What this task involves.
In the material below, identify each line bearing the word "screenshot". Reproduce those lines.

Material shown.

"""

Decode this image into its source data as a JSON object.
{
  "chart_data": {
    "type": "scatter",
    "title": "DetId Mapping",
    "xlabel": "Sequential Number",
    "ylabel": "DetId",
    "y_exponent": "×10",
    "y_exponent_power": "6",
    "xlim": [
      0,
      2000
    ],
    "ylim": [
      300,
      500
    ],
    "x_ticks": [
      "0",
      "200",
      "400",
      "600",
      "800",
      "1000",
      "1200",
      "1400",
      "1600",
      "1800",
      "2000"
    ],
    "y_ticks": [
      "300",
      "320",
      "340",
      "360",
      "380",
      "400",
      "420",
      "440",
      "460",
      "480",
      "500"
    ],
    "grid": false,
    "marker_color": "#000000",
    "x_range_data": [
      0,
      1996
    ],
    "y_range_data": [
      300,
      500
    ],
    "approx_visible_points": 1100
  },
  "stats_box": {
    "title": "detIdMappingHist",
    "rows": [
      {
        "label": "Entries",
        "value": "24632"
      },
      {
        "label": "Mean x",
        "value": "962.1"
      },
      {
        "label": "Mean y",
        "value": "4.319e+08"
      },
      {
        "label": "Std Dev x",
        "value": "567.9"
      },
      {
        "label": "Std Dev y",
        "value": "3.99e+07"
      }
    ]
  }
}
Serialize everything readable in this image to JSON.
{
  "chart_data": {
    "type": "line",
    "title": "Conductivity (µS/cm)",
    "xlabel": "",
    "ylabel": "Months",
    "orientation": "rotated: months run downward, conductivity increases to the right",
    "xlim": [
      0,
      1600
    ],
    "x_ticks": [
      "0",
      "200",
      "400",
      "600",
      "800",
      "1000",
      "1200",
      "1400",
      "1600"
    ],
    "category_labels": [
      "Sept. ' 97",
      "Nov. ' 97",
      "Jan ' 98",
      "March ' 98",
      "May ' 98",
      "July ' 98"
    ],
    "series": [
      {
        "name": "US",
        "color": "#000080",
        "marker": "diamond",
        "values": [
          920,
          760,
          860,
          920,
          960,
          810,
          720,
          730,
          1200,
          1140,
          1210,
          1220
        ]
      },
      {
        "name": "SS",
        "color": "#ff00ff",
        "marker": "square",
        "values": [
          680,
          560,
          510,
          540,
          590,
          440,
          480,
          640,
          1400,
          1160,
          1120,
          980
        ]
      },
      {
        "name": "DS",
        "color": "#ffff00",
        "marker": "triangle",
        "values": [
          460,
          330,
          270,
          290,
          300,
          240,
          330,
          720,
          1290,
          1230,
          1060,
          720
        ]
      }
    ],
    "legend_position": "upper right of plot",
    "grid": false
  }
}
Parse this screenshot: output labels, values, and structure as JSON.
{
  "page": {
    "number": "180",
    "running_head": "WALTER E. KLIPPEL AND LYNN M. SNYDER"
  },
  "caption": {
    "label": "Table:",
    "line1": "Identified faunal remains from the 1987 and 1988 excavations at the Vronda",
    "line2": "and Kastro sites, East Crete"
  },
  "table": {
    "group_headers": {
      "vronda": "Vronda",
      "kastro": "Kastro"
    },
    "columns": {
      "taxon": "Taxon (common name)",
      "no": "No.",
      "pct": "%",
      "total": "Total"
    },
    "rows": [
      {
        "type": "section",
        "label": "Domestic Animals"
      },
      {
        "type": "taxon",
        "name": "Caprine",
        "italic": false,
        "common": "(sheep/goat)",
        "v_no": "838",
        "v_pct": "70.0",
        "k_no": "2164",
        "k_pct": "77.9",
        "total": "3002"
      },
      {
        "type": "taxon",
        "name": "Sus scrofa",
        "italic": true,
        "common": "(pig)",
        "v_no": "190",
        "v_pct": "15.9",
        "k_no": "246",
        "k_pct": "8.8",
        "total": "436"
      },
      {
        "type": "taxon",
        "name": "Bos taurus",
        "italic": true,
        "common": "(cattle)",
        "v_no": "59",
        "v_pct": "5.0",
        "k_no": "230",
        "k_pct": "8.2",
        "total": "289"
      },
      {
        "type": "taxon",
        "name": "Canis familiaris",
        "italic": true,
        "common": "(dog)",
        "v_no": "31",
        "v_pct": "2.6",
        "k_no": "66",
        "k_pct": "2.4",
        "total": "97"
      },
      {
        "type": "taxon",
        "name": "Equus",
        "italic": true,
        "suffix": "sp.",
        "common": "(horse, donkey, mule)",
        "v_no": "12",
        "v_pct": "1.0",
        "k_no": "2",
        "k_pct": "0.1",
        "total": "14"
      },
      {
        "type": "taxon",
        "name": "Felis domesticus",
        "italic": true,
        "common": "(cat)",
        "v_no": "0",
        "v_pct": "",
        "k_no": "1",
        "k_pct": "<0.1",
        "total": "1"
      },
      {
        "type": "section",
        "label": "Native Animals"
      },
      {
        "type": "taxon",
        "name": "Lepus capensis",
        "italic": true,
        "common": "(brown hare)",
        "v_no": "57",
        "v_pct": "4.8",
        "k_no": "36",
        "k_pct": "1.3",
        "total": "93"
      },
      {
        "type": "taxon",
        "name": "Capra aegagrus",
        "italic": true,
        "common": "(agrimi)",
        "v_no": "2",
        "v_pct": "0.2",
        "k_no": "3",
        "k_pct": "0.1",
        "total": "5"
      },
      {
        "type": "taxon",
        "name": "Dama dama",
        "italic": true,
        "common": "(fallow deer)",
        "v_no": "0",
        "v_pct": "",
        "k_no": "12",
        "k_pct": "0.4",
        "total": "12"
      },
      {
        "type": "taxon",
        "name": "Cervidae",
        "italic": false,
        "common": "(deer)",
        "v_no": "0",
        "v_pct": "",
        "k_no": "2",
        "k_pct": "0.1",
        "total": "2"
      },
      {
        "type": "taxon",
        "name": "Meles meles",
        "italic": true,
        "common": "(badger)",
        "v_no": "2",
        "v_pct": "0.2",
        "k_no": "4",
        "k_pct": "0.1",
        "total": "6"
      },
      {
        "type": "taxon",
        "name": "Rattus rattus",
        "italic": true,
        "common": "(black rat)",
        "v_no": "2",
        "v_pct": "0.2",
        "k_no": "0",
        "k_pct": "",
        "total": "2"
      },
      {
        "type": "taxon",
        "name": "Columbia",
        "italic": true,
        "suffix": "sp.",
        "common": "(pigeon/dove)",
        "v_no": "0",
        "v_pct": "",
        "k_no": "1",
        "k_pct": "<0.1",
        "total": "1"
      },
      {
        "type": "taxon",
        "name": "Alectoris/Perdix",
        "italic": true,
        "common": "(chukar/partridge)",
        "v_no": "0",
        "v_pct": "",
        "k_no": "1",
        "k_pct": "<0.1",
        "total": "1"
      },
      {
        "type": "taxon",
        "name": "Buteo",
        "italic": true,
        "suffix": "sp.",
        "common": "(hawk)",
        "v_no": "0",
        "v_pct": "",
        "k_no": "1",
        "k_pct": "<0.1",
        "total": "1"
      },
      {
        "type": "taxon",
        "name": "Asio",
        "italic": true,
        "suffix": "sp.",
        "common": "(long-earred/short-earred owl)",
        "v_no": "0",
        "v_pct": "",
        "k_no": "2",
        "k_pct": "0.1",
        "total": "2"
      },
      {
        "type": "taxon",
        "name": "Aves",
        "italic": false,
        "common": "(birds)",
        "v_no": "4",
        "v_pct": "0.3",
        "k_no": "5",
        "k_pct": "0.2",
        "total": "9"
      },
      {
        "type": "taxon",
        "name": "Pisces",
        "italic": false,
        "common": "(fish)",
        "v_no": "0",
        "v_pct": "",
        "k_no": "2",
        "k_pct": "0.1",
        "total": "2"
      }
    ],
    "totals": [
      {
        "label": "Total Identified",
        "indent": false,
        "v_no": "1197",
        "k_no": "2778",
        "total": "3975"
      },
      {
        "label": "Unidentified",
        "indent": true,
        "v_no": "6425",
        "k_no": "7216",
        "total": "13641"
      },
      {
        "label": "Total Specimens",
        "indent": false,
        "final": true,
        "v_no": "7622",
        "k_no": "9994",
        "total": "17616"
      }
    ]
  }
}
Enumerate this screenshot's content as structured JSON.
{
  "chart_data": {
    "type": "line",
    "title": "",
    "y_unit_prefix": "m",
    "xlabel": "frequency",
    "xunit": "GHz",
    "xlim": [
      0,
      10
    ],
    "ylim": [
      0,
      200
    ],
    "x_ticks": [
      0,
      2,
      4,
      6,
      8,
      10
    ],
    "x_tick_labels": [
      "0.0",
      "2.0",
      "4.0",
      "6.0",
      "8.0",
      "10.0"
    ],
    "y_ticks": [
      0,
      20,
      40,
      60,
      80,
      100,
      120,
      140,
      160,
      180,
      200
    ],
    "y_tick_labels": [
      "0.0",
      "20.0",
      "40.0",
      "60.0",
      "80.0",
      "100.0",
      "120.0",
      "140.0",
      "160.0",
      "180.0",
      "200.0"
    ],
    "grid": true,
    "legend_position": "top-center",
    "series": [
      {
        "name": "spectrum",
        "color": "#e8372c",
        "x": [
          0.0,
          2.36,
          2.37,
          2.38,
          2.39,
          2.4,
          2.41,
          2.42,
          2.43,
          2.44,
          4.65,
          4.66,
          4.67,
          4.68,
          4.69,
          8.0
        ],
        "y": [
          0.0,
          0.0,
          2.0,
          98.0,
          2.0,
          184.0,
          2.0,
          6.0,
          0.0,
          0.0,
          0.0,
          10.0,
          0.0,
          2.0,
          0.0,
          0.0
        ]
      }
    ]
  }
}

"""

Written solution.
Parse this screenshot: output labels, values, and structure as JSON.
Enumerate this screenshot's content as structured JSON.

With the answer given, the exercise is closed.